=== DIRECTION ===
State how many lines of the entries below hold the word "represents"; reply with nothing but the number.

=== SOURCE MATERIAL ===
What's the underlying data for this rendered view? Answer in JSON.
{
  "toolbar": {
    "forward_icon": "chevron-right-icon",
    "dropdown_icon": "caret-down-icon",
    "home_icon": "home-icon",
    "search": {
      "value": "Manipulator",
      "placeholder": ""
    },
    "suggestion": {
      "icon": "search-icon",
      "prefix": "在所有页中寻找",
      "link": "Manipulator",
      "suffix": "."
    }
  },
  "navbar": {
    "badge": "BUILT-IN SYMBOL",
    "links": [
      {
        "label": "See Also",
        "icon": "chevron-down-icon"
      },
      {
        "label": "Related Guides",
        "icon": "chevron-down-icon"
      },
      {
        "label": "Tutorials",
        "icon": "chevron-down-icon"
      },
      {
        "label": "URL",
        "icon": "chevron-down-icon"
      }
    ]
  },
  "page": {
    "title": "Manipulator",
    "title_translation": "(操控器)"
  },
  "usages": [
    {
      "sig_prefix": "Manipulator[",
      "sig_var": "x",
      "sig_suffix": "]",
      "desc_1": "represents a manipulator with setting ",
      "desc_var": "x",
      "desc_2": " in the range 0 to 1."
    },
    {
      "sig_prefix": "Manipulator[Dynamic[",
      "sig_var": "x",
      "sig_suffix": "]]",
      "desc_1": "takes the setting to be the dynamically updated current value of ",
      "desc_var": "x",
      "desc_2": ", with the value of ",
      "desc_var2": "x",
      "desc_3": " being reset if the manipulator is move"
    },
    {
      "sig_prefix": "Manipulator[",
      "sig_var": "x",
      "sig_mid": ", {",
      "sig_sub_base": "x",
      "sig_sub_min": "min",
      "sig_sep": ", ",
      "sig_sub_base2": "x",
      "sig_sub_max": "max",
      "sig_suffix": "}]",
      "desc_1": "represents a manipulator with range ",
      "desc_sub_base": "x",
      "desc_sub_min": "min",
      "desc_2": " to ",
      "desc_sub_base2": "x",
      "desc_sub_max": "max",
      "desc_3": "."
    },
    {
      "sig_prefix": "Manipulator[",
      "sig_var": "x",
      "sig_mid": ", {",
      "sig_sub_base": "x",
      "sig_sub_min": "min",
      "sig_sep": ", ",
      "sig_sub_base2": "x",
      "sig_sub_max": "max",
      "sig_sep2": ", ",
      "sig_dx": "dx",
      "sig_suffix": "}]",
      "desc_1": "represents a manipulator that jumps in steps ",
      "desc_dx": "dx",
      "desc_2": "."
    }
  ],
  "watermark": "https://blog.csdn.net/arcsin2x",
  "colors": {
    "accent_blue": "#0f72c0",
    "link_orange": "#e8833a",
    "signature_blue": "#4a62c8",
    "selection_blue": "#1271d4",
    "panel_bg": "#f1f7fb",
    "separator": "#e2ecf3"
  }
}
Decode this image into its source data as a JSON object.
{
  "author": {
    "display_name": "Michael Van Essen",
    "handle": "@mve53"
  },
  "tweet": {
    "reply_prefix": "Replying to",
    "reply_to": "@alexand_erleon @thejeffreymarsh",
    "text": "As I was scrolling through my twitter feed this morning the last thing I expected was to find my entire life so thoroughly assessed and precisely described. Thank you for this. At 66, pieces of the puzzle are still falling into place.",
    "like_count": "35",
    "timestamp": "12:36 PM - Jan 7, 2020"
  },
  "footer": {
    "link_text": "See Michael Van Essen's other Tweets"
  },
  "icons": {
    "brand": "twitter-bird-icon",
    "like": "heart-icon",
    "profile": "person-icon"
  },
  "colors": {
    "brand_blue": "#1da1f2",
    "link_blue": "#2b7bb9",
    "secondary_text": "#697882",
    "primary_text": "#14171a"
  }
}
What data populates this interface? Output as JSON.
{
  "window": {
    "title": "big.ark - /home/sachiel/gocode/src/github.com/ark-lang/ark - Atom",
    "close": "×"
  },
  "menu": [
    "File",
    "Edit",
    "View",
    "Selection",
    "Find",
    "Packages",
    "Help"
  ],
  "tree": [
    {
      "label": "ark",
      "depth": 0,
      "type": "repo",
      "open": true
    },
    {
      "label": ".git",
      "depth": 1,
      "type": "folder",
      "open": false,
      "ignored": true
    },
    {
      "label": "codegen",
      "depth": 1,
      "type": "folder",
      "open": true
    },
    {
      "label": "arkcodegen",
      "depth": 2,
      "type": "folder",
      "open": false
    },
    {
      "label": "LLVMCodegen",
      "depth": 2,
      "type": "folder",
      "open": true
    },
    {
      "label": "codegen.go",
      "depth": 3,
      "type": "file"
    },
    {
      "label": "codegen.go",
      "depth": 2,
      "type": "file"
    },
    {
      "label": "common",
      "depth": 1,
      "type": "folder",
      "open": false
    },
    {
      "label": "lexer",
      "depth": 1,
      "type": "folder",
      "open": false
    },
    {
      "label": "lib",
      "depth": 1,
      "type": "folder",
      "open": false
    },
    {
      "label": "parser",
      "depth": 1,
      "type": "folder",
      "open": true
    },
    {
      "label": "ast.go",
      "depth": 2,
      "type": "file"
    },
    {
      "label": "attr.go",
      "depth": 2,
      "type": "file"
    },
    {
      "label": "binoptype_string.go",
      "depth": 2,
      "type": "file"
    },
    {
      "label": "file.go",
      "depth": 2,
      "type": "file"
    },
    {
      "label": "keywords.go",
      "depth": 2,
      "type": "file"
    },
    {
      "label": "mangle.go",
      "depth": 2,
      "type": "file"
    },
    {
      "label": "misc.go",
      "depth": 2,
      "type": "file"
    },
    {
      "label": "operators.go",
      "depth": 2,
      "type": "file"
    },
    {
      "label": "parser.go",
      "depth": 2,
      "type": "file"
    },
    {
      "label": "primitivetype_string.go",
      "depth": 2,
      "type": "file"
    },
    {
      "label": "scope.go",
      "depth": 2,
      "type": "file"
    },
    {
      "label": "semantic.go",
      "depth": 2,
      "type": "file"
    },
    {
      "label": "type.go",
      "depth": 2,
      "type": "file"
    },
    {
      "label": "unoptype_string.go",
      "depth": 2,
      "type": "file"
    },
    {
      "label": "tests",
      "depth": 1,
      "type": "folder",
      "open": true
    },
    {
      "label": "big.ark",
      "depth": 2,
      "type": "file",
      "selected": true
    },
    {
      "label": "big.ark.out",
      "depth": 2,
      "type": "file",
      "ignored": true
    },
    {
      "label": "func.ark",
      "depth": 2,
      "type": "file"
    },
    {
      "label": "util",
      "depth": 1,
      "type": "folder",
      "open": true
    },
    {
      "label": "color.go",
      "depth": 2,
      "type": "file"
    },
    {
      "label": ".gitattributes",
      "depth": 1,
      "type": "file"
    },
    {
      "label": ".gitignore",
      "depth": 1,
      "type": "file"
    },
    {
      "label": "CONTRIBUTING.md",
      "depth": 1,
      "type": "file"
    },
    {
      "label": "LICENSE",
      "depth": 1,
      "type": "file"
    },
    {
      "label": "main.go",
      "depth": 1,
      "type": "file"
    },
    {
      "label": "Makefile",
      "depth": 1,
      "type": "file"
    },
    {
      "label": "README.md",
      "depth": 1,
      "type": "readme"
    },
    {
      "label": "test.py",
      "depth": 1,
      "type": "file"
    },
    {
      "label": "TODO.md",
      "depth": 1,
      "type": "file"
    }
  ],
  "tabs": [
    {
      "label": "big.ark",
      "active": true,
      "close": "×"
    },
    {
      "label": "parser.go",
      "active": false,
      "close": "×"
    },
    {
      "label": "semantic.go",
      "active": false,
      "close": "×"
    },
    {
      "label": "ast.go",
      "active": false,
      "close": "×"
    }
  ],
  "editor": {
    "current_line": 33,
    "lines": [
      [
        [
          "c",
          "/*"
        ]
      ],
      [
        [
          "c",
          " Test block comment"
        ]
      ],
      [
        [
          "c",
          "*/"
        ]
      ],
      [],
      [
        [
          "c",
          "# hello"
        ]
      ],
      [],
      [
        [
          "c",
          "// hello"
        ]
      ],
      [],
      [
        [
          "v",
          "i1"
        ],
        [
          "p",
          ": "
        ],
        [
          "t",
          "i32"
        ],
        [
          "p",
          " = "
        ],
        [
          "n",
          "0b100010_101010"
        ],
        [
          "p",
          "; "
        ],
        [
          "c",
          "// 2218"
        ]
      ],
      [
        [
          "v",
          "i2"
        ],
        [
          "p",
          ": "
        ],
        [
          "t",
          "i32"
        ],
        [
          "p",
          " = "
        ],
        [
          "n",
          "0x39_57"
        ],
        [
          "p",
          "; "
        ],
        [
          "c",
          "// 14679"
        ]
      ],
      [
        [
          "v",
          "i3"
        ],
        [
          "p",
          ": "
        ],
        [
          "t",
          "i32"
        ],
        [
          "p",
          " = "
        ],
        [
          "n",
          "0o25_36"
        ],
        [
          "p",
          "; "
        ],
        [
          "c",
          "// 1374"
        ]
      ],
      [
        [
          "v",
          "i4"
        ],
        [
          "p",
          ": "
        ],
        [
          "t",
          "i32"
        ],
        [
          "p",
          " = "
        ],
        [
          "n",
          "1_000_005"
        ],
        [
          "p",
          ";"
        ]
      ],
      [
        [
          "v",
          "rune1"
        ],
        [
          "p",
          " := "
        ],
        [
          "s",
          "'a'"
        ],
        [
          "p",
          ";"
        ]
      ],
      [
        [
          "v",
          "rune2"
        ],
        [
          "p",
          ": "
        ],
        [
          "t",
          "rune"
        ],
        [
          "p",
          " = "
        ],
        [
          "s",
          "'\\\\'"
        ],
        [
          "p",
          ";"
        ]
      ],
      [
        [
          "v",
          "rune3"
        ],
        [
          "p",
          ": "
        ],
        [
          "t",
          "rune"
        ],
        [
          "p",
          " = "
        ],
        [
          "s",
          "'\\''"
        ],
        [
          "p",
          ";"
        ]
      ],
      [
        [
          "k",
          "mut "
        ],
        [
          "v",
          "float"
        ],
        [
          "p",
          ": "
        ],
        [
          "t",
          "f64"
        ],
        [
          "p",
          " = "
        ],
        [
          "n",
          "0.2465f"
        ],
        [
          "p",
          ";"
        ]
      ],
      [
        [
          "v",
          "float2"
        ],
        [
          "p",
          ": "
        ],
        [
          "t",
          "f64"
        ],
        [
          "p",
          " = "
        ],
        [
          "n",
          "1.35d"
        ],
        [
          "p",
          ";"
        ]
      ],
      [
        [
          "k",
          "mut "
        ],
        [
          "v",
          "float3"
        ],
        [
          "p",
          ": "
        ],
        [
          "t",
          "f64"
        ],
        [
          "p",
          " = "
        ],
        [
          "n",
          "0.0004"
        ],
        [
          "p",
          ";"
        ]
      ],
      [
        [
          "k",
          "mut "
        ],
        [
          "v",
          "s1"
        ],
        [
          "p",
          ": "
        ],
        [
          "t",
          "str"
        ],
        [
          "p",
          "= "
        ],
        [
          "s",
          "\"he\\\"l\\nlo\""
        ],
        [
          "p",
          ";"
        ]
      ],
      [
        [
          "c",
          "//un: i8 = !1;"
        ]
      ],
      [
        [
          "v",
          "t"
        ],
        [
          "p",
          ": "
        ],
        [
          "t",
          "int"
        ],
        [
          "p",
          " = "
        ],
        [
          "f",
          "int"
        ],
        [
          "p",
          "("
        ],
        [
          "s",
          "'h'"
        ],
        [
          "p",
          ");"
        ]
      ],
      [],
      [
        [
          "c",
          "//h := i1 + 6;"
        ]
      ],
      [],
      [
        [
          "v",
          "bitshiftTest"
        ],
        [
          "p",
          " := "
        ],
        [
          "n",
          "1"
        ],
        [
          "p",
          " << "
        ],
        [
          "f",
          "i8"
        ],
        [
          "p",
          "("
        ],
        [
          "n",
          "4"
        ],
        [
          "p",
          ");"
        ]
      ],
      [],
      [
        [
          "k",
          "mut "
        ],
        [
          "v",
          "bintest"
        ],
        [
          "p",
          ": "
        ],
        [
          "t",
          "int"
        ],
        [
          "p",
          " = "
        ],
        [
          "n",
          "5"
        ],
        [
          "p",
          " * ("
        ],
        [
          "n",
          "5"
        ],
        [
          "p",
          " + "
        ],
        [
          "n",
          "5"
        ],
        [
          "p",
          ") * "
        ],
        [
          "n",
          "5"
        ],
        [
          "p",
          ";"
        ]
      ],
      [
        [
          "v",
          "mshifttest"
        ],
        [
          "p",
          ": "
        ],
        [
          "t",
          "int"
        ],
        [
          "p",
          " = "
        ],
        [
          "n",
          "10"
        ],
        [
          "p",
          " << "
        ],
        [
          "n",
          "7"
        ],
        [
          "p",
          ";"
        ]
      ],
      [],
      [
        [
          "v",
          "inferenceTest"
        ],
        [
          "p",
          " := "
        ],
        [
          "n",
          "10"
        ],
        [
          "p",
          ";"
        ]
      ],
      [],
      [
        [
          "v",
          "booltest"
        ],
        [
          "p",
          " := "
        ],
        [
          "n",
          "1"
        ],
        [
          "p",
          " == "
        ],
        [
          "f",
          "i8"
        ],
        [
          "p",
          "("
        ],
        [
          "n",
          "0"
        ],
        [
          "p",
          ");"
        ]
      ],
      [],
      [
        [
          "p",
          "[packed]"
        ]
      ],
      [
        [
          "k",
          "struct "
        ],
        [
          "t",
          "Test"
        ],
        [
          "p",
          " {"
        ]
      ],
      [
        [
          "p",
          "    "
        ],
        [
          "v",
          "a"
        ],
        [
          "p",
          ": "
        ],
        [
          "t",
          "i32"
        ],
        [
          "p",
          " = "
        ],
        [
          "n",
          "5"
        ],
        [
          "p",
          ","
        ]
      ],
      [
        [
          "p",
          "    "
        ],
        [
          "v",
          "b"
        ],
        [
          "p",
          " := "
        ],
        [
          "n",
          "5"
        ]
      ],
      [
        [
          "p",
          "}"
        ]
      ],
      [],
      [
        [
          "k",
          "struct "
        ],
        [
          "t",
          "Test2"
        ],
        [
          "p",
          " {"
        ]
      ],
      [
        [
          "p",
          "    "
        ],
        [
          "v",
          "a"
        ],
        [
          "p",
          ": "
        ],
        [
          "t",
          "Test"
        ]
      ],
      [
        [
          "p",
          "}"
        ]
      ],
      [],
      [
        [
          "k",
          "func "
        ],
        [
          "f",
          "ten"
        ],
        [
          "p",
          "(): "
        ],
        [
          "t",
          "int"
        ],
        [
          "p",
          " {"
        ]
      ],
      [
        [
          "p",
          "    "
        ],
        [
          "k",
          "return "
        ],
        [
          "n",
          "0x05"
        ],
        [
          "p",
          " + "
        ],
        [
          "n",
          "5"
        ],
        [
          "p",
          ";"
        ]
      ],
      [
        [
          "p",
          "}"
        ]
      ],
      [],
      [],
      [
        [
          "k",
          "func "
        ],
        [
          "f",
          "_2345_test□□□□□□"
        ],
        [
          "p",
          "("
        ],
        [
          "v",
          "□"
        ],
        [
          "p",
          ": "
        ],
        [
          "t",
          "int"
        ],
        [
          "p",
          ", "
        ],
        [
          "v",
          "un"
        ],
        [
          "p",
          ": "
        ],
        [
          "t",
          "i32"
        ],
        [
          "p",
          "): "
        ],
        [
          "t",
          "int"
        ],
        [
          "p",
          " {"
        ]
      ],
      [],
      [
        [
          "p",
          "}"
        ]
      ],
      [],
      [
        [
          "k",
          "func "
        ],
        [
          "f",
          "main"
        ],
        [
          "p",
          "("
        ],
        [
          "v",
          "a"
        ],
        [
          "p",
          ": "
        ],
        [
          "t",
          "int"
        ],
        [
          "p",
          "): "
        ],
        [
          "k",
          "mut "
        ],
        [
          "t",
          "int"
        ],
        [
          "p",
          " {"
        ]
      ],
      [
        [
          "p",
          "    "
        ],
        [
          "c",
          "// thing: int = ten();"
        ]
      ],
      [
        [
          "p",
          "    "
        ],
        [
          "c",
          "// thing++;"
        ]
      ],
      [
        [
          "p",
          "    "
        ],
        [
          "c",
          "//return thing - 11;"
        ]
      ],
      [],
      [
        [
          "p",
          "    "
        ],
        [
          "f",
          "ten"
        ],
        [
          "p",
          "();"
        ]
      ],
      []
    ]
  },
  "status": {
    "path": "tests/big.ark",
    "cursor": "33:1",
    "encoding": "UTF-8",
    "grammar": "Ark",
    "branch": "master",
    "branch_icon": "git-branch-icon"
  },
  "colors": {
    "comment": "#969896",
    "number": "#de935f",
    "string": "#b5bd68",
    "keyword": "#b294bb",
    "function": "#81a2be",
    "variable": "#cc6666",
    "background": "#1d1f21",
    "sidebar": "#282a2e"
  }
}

=== CORRECT RESULT ===
3